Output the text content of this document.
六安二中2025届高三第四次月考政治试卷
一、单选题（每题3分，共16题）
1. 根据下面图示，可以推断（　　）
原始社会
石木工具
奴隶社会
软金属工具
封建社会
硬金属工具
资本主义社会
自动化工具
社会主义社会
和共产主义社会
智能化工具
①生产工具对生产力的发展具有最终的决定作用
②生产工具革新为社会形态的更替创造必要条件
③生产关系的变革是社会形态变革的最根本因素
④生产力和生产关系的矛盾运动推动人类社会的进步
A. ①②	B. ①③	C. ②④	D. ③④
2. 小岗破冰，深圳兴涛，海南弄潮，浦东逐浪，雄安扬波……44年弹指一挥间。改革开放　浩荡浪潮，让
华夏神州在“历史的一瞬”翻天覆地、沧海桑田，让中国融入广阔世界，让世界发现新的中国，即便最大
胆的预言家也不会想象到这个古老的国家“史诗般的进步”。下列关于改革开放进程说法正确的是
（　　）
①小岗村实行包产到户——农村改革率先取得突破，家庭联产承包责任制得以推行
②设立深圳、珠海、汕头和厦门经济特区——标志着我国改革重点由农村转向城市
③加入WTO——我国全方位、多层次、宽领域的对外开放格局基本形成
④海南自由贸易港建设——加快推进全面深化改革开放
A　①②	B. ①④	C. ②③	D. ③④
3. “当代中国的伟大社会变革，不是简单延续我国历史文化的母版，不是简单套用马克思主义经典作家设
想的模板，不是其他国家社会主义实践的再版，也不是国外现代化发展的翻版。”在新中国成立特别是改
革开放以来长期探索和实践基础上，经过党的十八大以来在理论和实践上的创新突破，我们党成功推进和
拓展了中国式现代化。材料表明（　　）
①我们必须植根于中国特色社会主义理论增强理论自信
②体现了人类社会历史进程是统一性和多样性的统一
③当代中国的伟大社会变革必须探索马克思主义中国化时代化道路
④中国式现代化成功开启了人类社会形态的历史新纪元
━━━
## To be done
Copy out the full material exactly as it appears.

## Task result
Output the text content of this document.
六安二中2025届高三第四次月考政治试卷
一、单选题（每题3分，共16题）
1. 根据下面图示，可以推断（　　）
原始社会
石木工具
奴隶社会
软金属工具
封建社会
硬金属工具
资本主义社会
自动化工具
社会主义社会
和共产主义社会
智能化工具
①生产工具对生产力的发展具有最终的决定作用
②生产工具革新为社会形态的更替创造必要条件
③生产关系的变革是社会形态变革的最根本因素
④生产力和生产关系的矛盾运动推动人类社会的进步
A. ①②	B. ①③	C. ②④	D. ③④
2. 小岗破冰，深圳兴涛，海南弄潮，浦东逐浪，雄安扬波……44年弹指一挥间。改革开放　浩荡浪潮，让
华夏神州在“历史的一瞬”翻天覆地、沧海桑田，让中国融入广阔世界，让世界发现新的中国，即便最大
胆的预言家也不会想象到这个古老的国家“史诗般的进步”。下列关于改革开放进程说法正确的是
（　　）
①小岗村实行包产到户——农村改革率先取得突破，家庭联产承包责任制得以推行
②设立深圳、珠海、汕头和厦门经济特区——标志着我国改革重点由农村转向城市
③加入WTO——我国全方位、多层次、宽领域的对外开放格局基本形成
④海南自由贸易港建设——加快推进全面深化改革开放
A　①②	B. ①④	C. ②③	D. ③④
3. “当代中国的伟大社会变革，不是简单延续我国历史文化的母版，不是简单套用马克思主义经典作家设
想的模板，不是其他国家社会主义实践的再版，也不是国外现代化发展的翻版。”在新中国成立特别是改
革开放以来长期探索和实践基础上，经过党的十八大以来在理论和实践上的创新突破，我们党成功推进和
拓展了中国式现代化。材料表明（　　）
①我们必须植根于中国特色社会主义理论增强理论自信
②体现了人类社会历史进程是统一性和多样性的统一
③当代中国的伟大社会变革必须探索马克思主义中国化时代化道路
④中国式现代化成功开启了人类社会形态的历史新纪元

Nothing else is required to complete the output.